* **Work to do**: Show only lines that include "Shoulder".

* **Recorded data**:
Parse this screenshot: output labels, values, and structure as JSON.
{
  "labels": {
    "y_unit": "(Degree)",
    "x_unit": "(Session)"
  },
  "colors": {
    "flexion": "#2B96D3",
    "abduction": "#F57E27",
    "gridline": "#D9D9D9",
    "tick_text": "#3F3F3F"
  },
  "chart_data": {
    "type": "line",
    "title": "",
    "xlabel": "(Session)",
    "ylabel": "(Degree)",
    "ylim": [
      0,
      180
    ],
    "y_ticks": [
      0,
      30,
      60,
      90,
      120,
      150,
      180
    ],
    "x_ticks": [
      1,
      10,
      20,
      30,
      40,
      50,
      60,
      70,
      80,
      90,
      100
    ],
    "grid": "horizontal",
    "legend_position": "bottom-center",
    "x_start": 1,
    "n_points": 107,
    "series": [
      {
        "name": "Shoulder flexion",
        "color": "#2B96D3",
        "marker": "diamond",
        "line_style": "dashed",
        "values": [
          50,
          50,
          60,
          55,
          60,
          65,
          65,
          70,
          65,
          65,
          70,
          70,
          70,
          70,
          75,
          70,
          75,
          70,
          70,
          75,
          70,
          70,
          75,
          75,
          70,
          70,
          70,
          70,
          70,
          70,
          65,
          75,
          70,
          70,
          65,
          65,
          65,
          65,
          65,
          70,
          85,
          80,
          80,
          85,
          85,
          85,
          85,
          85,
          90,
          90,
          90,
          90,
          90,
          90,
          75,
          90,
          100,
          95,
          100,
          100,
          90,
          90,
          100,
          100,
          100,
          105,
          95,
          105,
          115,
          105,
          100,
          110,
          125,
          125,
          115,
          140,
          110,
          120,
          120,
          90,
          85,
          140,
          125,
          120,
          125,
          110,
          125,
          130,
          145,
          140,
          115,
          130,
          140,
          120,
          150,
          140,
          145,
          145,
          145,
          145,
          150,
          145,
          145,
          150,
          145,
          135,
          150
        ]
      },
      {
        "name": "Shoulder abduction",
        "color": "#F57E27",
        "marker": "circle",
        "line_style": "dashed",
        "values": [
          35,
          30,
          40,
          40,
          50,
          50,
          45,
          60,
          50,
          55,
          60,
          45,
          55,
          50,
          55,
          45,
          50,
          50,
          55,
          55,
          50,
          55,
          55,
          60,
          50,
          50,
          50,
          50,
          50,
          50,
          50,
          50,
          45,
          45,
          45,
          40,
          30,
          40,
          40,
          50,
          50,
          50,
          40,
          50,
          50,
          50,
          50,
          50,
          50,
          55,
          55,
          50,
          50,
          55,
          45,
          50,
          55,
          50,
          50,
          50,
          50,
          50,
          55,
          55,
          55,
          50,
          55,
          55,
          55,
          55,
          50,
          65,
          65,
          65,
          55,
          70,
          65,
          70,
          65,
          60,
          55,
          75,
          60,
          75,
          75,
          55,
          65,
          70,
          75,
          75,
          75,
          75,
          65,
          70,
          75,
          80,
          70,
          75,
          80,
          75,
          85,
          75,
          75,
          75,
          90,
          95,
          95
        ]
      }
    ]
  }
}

* **Solution to the problem**:
        "name": "Shoulder flexion",
        "name": "Shoulder abduction",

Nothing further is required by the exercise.